* PROMPT
Pictures do not belong in your copy. Repeat all the other data exactly.

──────── RECORDED INFORMATION ────────

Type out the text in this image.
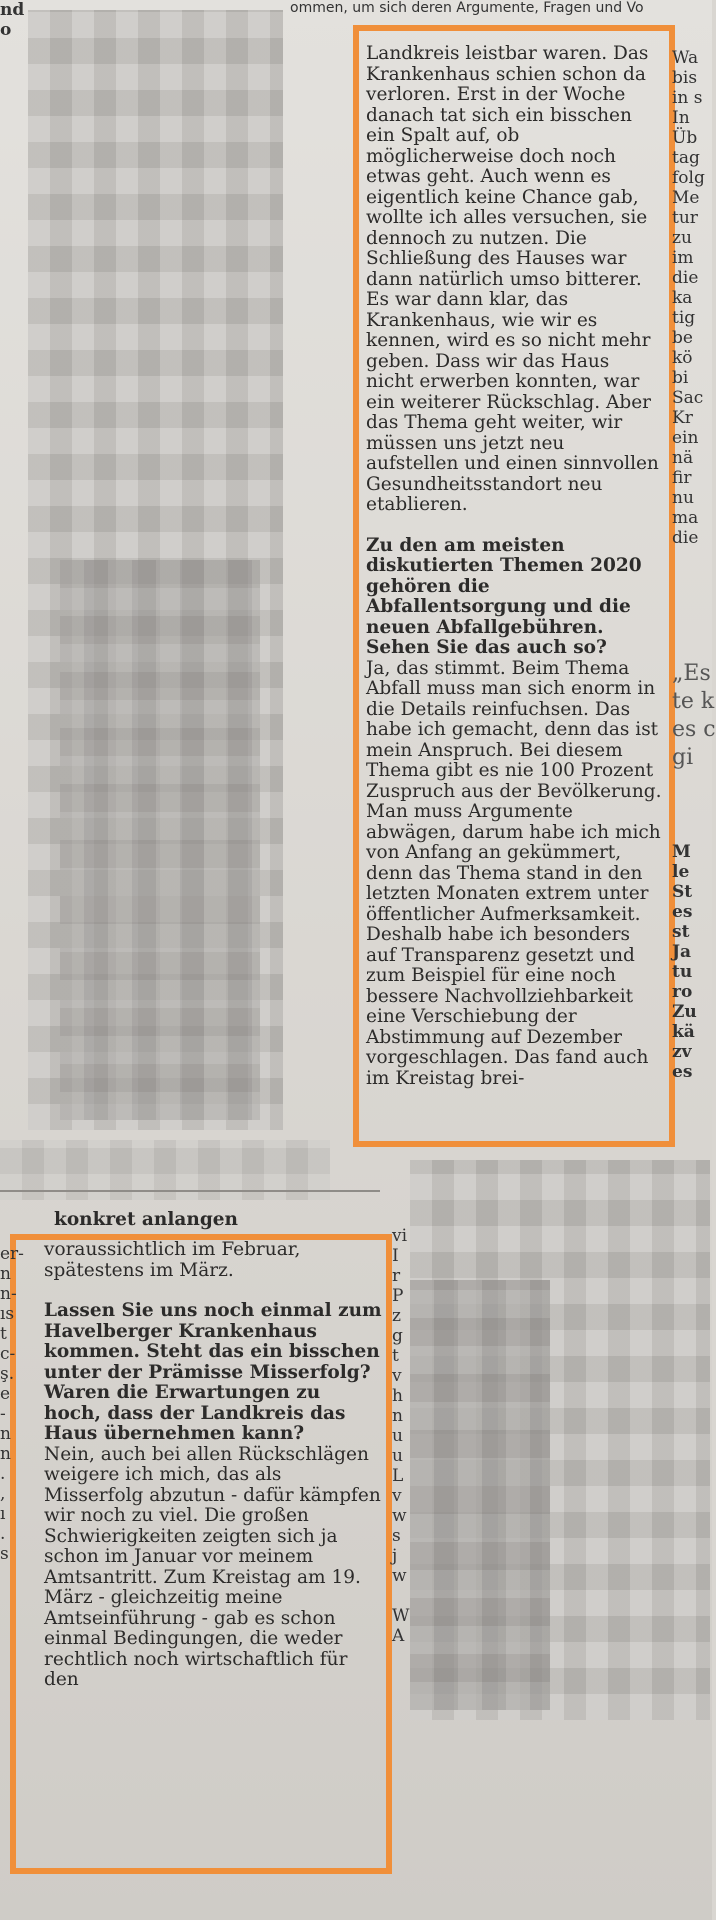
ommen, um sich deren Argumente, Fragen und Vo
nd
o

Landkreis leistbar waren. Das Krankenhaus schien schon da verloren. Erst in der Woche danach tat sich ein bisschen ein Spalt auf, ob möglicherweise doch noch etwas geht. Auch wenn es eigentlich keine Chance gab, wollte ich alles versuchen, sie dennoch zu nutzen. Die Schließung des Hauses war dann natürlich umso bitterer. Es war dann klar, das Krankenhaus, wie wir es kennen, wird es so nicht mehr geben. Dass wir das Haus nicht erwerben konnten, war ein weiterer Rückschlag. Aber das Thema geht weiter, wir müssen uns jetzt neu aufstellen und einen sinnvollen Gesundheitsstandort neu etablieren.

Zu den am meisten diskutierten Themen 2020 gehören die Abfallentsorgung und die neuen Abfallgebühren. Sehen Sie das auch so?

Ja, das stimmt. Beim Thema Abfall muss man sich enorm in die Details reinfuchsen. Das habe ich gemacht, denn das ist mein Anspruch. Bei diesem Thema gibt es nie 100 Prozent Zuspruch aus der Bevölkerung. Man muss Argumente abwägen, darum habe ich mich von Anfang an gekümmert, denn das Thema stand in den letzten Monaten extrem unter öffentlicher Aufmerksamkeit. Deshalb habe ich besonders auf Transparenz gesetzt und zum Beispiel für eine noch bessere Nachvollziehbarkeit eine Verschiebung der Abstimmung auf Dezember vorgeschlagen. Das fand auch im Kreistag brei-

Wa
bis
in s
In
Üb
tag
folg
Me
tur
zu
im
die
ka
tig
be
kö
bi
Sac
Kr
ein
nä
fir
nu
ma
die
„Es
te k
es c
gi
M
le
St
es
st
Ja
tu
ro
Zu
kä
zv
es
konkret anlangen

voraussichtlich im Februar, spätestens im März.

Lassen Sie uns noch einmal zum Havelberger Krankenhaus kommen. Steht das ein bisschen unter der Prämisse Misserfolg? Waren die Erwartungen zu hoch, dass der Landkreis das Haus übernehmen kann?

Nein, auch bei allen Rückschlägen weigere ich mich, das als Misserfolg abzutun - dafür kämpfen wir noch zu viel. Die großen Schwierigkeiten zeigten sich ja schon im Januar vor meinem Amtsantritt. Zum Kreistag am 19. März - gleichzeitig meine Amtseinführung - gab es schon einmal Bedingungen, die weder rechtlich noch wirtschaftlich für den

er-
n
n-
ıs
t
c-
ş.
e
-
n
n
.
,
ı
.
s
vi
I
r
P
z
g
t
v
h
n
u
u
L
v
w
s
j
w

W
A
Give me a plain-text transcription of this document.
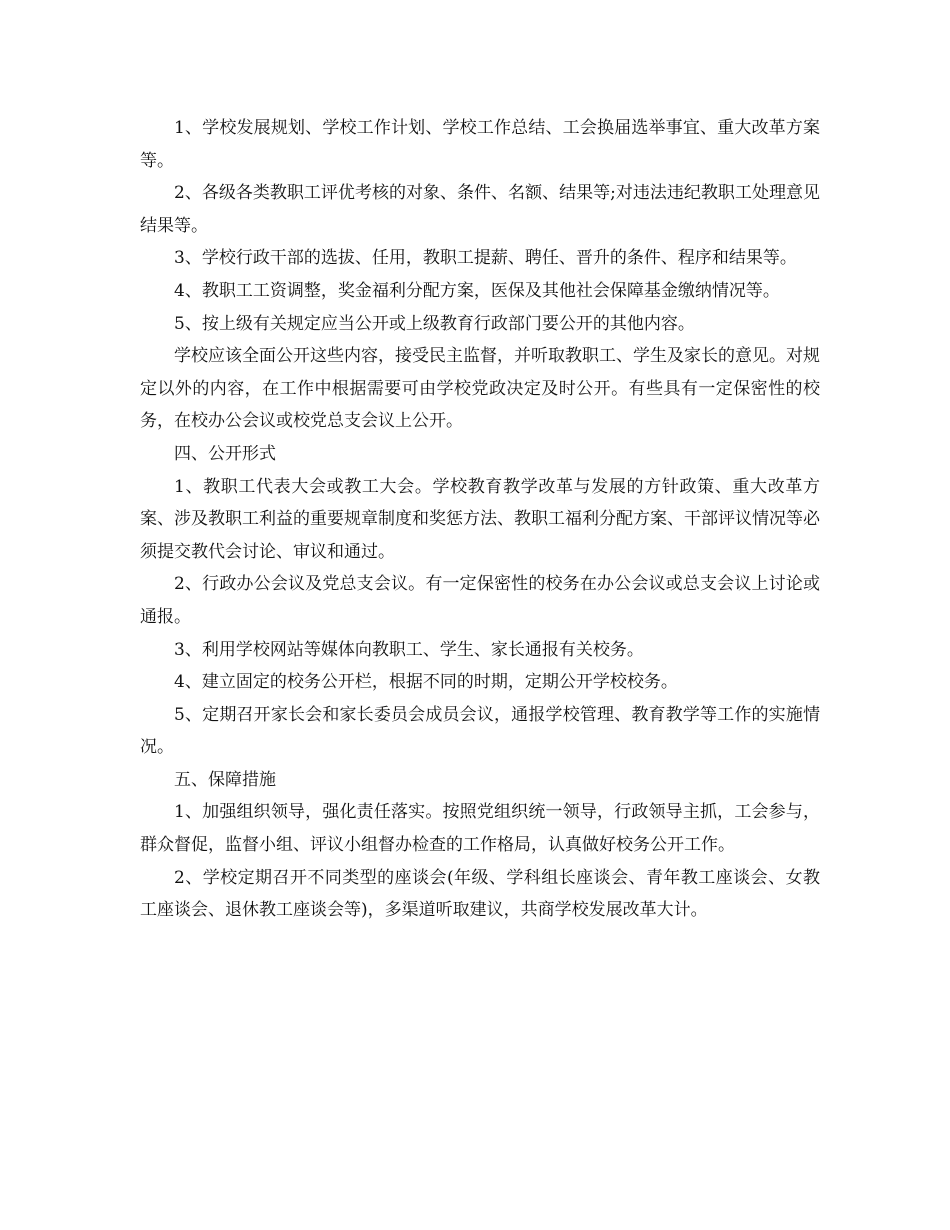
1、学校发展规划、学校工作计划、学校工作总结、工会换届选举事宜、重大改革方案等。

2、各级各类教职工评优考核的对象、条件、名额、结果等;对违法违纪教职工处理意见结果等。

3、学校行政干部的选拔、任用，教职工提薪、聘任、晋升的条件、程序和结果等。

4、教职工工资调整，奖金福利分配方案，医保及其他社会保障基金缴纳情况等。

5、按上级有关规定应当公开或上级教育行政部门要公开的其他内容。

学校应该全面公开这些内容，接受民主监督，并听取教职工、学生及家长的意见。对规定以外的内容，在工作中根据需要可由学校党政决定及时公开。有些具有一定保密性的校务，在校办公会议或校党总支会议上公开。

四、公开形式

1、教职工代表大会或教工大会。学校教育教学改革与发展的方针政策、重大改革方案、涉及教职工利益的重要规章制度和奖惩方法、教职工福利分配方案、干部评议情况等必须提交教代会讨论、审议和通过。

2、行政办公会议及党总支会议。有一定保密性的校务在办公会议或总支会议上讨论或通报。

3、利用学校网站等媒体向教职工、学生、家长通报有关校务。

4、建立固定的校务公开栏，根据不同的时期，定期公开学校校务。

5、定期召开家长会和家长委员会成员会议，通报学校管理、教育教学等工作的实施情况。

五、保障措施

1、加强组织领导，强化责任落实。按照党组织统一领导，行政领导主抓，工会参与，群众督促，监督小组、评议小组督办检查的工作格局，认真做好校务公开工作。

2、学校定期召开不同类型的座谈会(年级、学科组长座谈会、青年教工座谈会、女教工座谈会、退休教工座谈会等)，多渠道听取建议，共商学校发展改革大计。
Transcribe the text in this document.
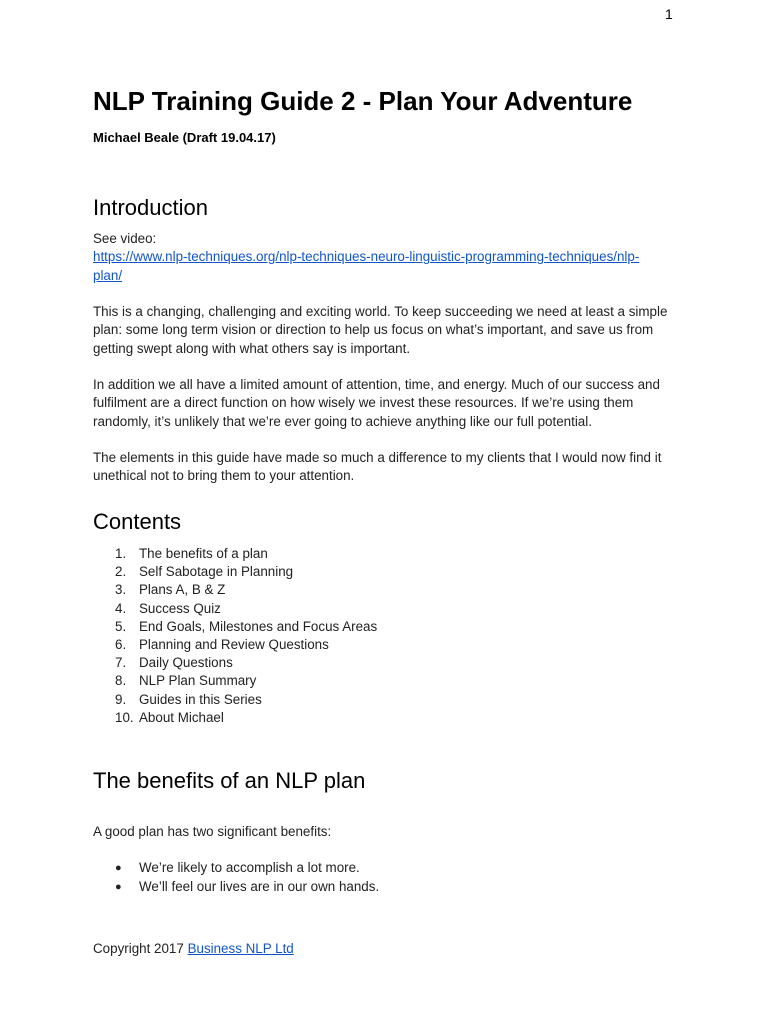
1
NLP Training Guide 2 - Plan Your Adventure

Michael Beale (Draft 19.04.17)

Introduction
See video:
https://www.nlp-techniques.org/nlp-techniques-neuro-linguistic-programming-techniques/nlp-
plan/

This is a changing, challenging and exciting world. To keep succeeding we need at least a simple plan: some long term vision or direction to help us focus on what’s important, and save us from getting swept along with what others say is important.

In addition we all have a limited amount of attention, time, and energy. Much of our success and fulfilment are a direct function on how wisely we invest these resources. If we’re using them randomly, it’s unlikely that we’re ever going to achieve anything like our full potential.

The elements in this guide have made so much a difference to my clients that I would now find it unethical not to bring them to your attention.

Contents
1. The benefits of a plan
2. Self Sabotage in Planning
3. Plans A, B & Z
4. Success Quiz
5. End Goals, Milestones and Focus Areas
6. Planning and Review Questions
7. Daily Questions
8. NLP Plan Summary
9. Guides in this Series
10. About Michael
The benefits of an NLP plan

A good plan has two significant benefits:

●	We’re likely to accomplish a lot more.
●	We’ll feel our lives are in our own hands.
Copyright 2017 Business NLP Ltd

────────

* COMPLETED TASK
Type out the text in this image.
ommen, um sich deren Argumente, Fragen und Vo
nd
o

Landkreis leistbar waren. Das Krankenhaus schien schon da verloren. Erst in der Woche danach tat sich ein bisschen ein Spalt auf, ob möglicherweise doch noch etwas geht. Auch wenn es eigentlich keine Chance gab, wollte ich alles versuchen, sie dennoch zu nutzen. Die Schließung des Hauses war dann natürlich umso bitterer. Es war dann klar, das Krankenhaus, wie wir es kennen, wird es so nicht mehr geben. Dass wir das Haus nicht erwerben konnten, war ein weiterer Rückschlag. Aber das Thema geht weiter, wir müssen uns jetzt neu aufstellen und einen sinnvollen Gesundheitsstandort neu etablieren.

Zu den am meisten diskutierten Themen 2020 gehören die Abfallentsorgung und die neuen Abfallgebühren. Sehen Sie das auch so?

Ja, das stimmt. Beim Thema Abfall muss man sich enorm in die Details reinfuchsen. Das habe ich gemacht, denn das ist mein Anspruch. Bei diesem Thema gibt es nie 100 Prozent Zuspruch aus der Bevölkerung. Man muss Argumente abwägen, darum habe ich mich von Anfang an gekümmert, denn das Thema stand in den letzten Monaten extrem unter öffentlicher Aufmerksamkeit. Deshalb habe ich besonders auf Transparenz gesetzt und zum Beispiel für eine noch bessere Nachvollziehbarkeit eine Verschiebung der Abstimmung auf Dezember vorgeschlagen. Das fand auch im Kreistag brei-

Wa
bis
in s
In
Üb
tag
folg
Me
tur
zu
im
die
ka
tig
be
kö
bi
Sac
Kr
ein
nä
fir
nu
ma
die
„Es
te k
es c
gi
M
le
St
es
st
Ja
tu
ro
Zu
kä
zv
es
konkret anlangen

voraussichtlich im Februar, spätestens im März.

Lassen Sie uns noch einmal zum Havelberger Krankenhaus kommen. Steht das ein bisschen unter der Prämisse Misserfolg? Waren die Erwartungen zu hoch, dass der Landkreis das Haus übernehmen kann?

Nein, auch bei allen Rückschlägen weigere ich mich, das als Misserfolg abzutun - dafür kämpfen wir noch zu viel. Die großen Schwierigkeiten zeigten sich ja schon im Januar vor meinem Amtsantritt. Zum Kreistag am 19. März - gleichzeitig meine Amtseinführung - gab es schon einmal Bedingungen, die weder rechtlich noch wirtschaftlich für den

er-
n
n-
ıs
t
c-
ş.
e
-
n
n
.
,
ı
.
s
vi
I
r
P
z
g
t
v
h
n
u
u
L
v
w
s
j
w

W
A
Give me a plain-text transcription of this document.
1、学校发展规划、学校工作计划、学校工作总结、工会换届选举事宜、重大改革方案等。

2、各级各类教职工评优考核的对象、条件、名额、结果等;对违法违纪教职工处理意见结果等。

3、学校行政干部的选拔、任用，教职工提薪、聘任、晋升的条件、程序和结果等。

4、教职工工资调整，奖金福利分配方案，医保及其他社会保障基金缴纳情况等。

5、按上级有关规定应当公开或上级教育行政部门要公开的其他内容。

学校应该全面公开这些内容，接受民主监督，并听取教职工、学生及家长的意见。对规定以外的内容，在工作中根据需要可由学校党政决定及时公开。有些具有一定保密性的校务，在校办公会议或校党总支会议上公开。

四、公开形式

1、教职工代表大会或教工大会。学校教育教学改革与发展的方针政策、重大改革方案、涉及教职工利益的重要规章制度和奖惩方法、教职工福利分配方案、干部评议情况等必须提交教代会讨论、审议和通过。

2、行政办公会议及党总支会议。有一定保密性的校务在办公会议或总支会议上讨论或通报。

3、利用学校网站等媒体向教职工、学生、家长通报有关校务。

4、建立固定的校务公开栏，根据不同的时期，定期公开学校校务。

5、定期召开家长会和家长委员会成员会议，通报学校管理、教育教学等工作的实施情况。

五、保障措施

1、加强组织领导，强化责任落实。按照党组织统一领导，行政领导主抓，工会参与，群众督促，监督小组、评议小组督办检查的工作格局，认真做好校务公开工作。

2、学校定期召开不同类型的座谈会(年级、学科组长座谈会、青年教工座谈会、女教工座谈会、退休教工座谈会等)，多渠道听取建议，共商学校发展改革大计。
Transcribe the text in this document.
1
NLP Training Guide 2 - Plan Your Adventure

Michael Beale (Draft 19.04.17)

Introduction
See video:
https://www.nlp-techniques.org/nlp-techniques-neuro-linguistic-programming-techniques/nlp-
plan/

This is a changing, challenging and exciting world. To keep succeeding we need at least a simple plan: some long term vision or direction to help us focus on what’s important, and save us from getting swept along with what others say is important.

In addition we all have a limited amount of attention, time, and energy. Much of our success and fulfilment are a direct function on how wisely we invest these resources. If we’re using them randomly, it’s unlikely that we’re ever going to achieve anything like our full potential.

The elements in this guide have made so much a difference to my clients that I would now find it unethical not to bring them to your attention.

Contents
1. The benefits of a plan
2. Self Sabotage in Planning
3. Plans A, B & Z
4. Success Quiz
5. End Goals, Milestones and Focus Areas
6. Planning and Review Questions
7. Daily Questions
8. NLP Plan Summary
9. Guides in this Series
10. About Michael
The benefits of an NLP plan

A good plan has two significant benefits:

●	We’re likely to accomplish a lot more.
●	We’ll feel our lives are in our own hands.
Copyright 2017 Business NLP Ltd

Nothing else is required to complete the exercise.